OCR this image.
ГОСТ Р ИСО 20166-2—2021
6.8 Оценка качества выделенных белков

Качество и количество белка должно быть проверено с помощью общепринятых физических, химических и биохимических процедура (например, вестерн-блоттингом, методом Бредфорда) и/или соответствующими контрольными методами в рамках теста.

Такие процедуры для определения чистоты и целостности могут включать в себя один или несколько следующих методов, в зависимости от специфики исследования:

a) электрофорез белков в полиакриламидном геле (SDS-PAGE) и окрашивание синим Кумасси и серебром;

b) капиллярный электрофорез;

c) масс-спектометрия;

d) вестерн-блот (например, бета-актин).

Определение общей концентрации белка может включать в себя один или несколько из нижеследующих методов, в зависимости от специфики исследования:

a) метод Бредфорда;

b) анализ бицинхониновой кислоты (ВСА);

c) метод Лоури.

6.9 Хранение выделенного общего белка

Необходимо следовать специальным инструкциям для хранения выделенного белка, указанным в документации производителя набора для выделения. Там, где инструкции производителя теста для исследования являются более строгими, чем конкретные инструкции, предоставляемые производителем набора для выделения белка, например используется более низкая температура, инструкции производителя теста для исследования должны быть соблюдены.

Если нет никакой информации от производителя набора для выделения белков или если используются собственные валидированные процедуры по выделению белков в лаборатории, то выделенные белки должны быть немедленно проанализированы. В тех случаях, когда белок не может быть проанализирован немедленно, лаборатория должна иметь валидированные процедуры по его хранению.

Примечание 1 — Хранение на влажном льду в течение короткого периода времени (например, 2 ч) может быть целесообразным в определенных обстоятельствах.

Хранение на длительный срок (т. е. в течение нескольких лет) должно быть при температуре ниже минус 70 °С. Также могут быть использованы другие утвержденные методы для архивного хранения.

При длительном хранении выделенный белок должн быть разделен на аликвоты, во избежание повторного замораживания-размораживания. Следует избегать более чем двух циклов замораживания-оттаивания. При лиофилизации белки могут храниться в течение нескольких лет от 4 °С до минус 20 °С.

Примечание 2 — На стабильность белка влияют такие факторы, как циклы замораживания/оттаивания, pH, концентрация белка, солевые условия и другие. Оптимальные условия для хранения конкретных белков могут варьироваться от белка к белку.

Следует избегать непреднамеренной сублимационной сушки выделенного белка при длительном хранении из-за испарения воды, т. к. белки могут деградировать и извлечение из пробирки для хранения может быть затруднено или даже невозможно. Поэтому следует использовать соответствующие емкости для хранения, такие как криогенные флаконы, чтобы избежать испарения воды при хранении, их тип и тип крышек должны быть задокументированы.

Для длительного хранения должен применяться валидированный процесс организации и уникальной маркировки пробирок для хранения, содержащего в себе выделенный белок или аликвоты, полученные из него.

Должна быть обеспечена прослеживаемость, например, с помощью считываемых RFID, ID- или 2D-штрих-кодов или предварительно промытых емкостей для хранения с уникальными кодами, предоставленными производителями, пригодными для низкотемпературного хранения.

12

━━━━━━━━━━━━━━━━━━━━

_Set exercise_
State the count of lines holding the string "специфики" in the listing above, and nothing else.

_Task answer_
2